Short problem
Copy each line in which the string "Write" occurs.
-------- Material provided
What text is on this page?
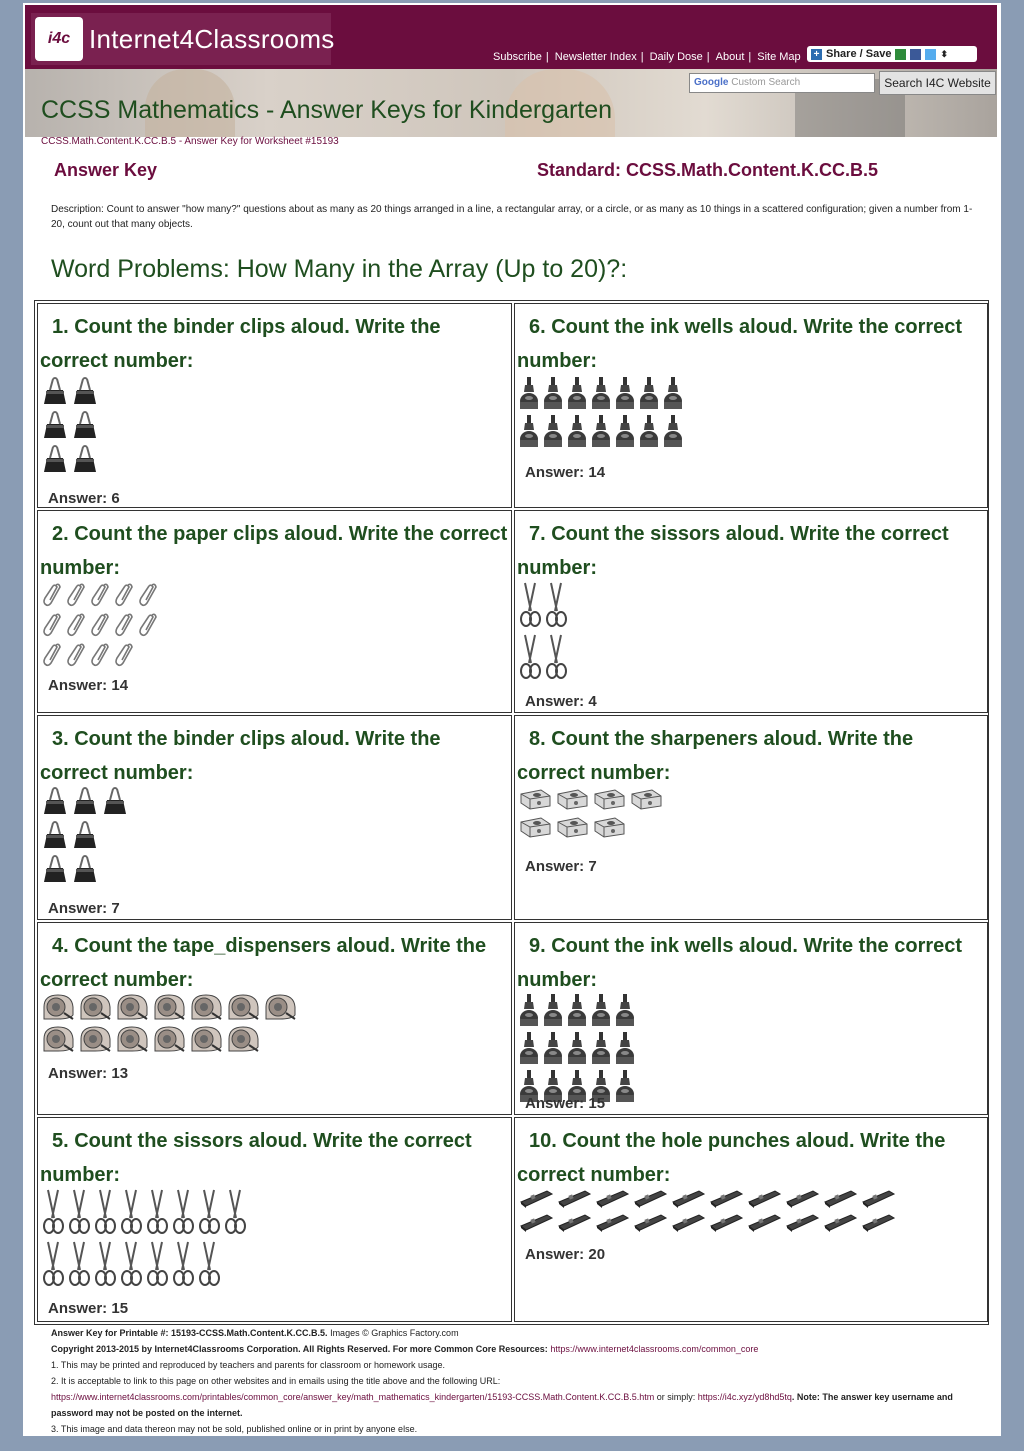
i4c Internet4Classrooms
Subscribe | Newsletter Index | Daily Dose | About | Site Map + Share / Save	⬍
Google Custom Search	Search I4C Website
CCSS Mathematics - Answer Keys for Kindergarten
CCSS.Math.Content.K.CC.B.5 - Answer Key for Worksheet #15193
Answer Key	Standard: CCSS.Math.Content.K.CC.B.5
Description: Count to answer "how many?" questions about as many as 20 things arranged in a line, a rectangular array, or a circle, or as many as 10 things in a scattered configuration; given a number from 1-20, count out that many objects.
Word Problems: How Many in the Array (Up to 20)?:
1. Count the binder clips aloud. Write the correct number:
Answer: 6
6. Count the ink wells aloud. Write the correct number:
Answer: 14
2. Count the paper clips aloud. Write the correct number:
Answer: 14
7. Count the sissors aloud. Write the correct number:
Answer: 4
3. Count the binder clips aloud. Write the correct number:
Answer: 7
8. Count the sharpeners aloud. Write the correct number:
Answer: 7
4. Count the tape_dispensers aloud. Write the correct number:
Answer: 13
9. Count the ink wells aloud. Write the correct number:
Answer: 15
5. Count the sissors aloud. Write the correct number:
Answer: 15
10. Count the hole punches aloud. Write the correct number:
Answer: 20
Answer Key for Printable #: 15193-CCSS.Math.Content.K.CC.B.5. Images © Graphics Factory.com
Copyright 2013-2015 by Internet4Classrooms Corporation. All Rights Reserved. For more Common Core Resources: https://www.internet4classrooms.com/common_core
1. This may be printed and reproduced by teachers and parents for classroom or homework usage.
2. It is acceptable to link to this page on other websites and in emails using the title above and the following URL:
https://www.internet4classrooms.com/printables/common_core/answer_key/math_mathematics_kindergarten/15193-CCSS.Math.Content.K.CC.B.5.htm or simply: https://i4c.xyz/yd8hd5tq. Note: The answer key username and password may not be posted on the internet.
3. This image and data thereon may not be sold, published online or in print by anyone else.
----------------
Result of this task
1. Count the binder clips aloud. Write the correct number:
6. Count the ink wells aloud. Write the correct number:
2. Count the paper clips aloud. Write the correct number:
7. Count the sissors aloud. Write the correct number:
3. Count the binder clips aloud. Write the correct number:
8. Count the sharpeners aloud. Write the correct number:
4. Count the tape_dispensers aloud. Write the correct number:
9. Count the ink wells aloud. Write the correct number:
5. Count the sissors aloud. Write the correct number:
10. Count the hole punches aloud. Write the correct number:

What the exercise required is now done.